▶ [Dataset records]:

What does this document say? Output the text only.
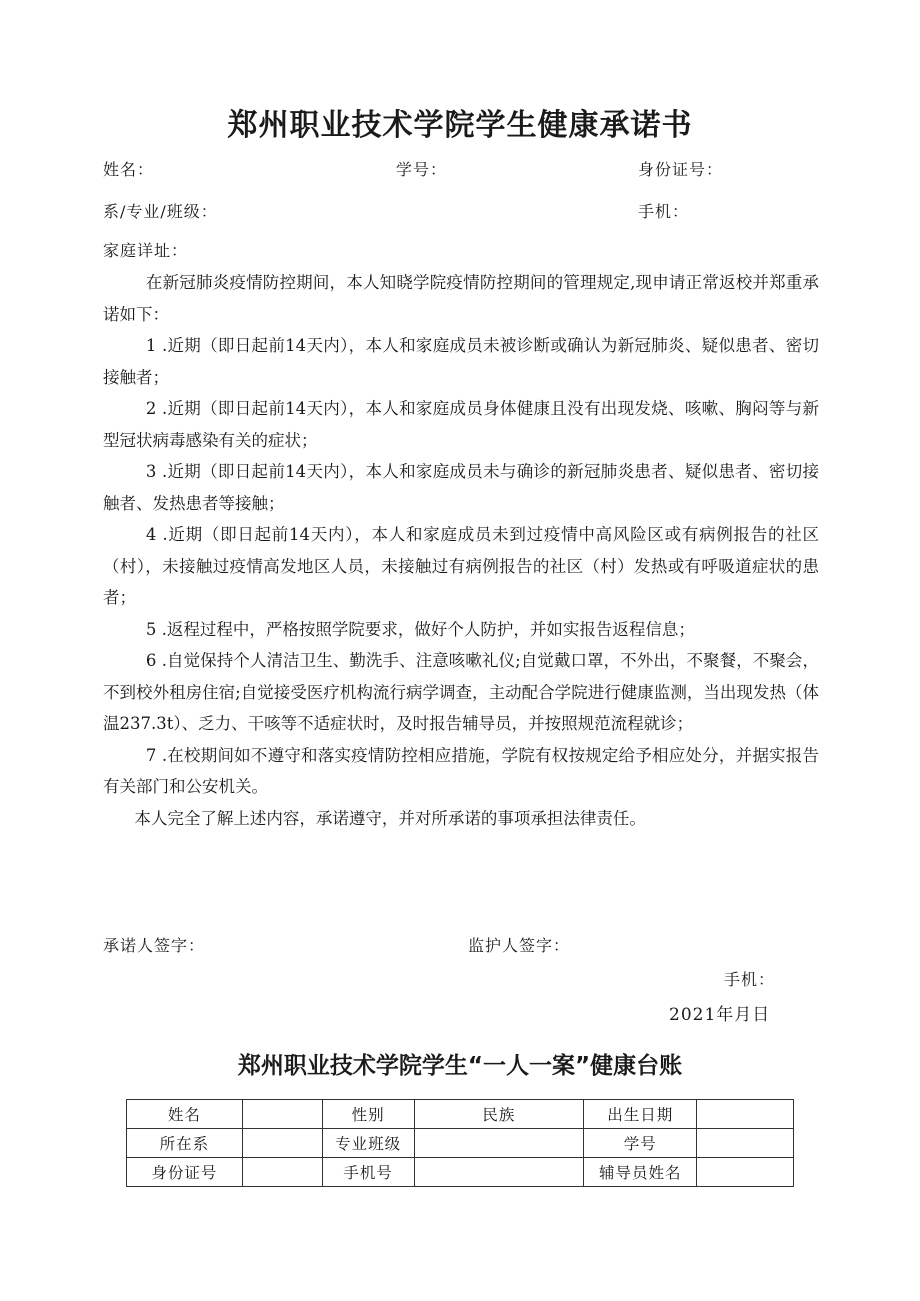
郑州职业技术学院学生健康承诺书
姓名：	学号：	身份证号：
系/专业/班级：	手机：
家庭详址：

在新冠肺炎疫情防控期间，本人知晓学院疫情防控期间的管理规定,现申请正常返校并郑重承诺如下：

1 .近期（即日起前14天内），本人和家庭成员未被诊断或确认为新冠肺炎、疑似患者、密切接触者；

2 .近期（即日起前14天内），本人和家庭成员身体健康且没有出现发烧、咳嗽、胸闷等与新型冠状病毒感染有关的症状；

3 .近期（即日起前14天内），本人和家庭成员未与确诊的新冠肺炎患者、疑似患者、密切接触者、发热患者等接触；

4 .近期（即日起前14天内），本人和家庭成员未到过疫情中高风险区或有病例报告的社区（村），未接触过疫情高发地区人员，未接触过有病例报告的社区（村）发热或有呼吸道症状的患者；

5 .返程过程中，严格按照学院要求，做好个人防护，并如实报告返程信息；

6 .自觉保持个人清洁卫生、勤洗手、注意咳嗽礼仪;自觉戴口罩，不外出，不聚餐，不聚会，不到校外租房住宿;自觉接受医疗机构流行病学调查，主动配合学院进行健康监测，当出现发热（体温237.3t）、乏力、干咳等不适症状时，及时报告辅导员，并按照规范流程就诊；

7 .在校期间如不遵守和落实疫情防控相应措施，学院有权按规定给予相应处分，并据实报告有关部门和公安机关。

本人完全了解上述内容，承诺遵守，并对所承诺的事项承担法律责任。

承诺人签字：	监护人签字：
手机：
2021年月日
郑州职业技术学院学生“一人一案”健康台账
姓名		性别	民族	出生日期	
所在系		专业班级		学号	
身份证号		手机号		辅导员姓名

▶ [Task to carry out]: All of the records above must be copied exactly, except for the pictures.

▶ [Full output]:
What does this document say? Output the text only.
郑州职业技术学院学生健康承诺书
姓名：	学号：	身份证号：
系/专业/班级：	手机：
家庭详址：

在新冠肺炎疫情防控期间，本人知晓学院疫情防控期间的管理规定,现申请正常返校并郑重承诺如下：

1 .近期（即日起前14天内），本人和家庭成员未被诊断或确认为新冠肺炎、疑似患者、密切接触者；

2 .近期（即日起前14天内），本人和家庭成员身体健康且没有出现发烧、咳嗽、胸闷等与新型冠状病毒感染有关的症状；

3 .近期（即日起前14天内），本人和家庭成员未与确诊的新冠肺炎患者、疑似患者、密切接触者、发热患者等接触；

4 .近期（即日起前14天内），本人和家庭成员未到过疫情中高风险区或有病例报告的社区（村），未接触过疫情高发地区人员，未接触过有病例报告的社区（村）发热或有呼吸道症状的患者；

5 .返程过程中，严格按照学院要求，做好个人防护，并如实报告返程信息；

6 .自觉保持个人清洁卫生、勤洗手、注意咳嗽礼仪;自觉戴口罩，不外出，不聚餐，不聚会，不到校外租房住宿;自觉接受医疗机构流行病学调查，主动配合学院进行健康监测，当出现发热（体温237.3t）、乏力、干咳等不适症状时，及时报告辅导员，并按照规范流程就诊；

7 .在校期间如不遵守和落实疫情防控相应措施，学院有权按规定给予相应处分，并据实报告有关部门和公安机关。

本人完全了解上述内容，承诺遵守，并对所承诺的事项承担法律责任。

承诺人签字：	监护人签字：
手机：
2021年月日
郑州职业技术学院学生“一人一案”健康台账
姓名		性别	民族	出生日期	
所在系		专业班级		学号	
身份证号		手机号		辅导员姓名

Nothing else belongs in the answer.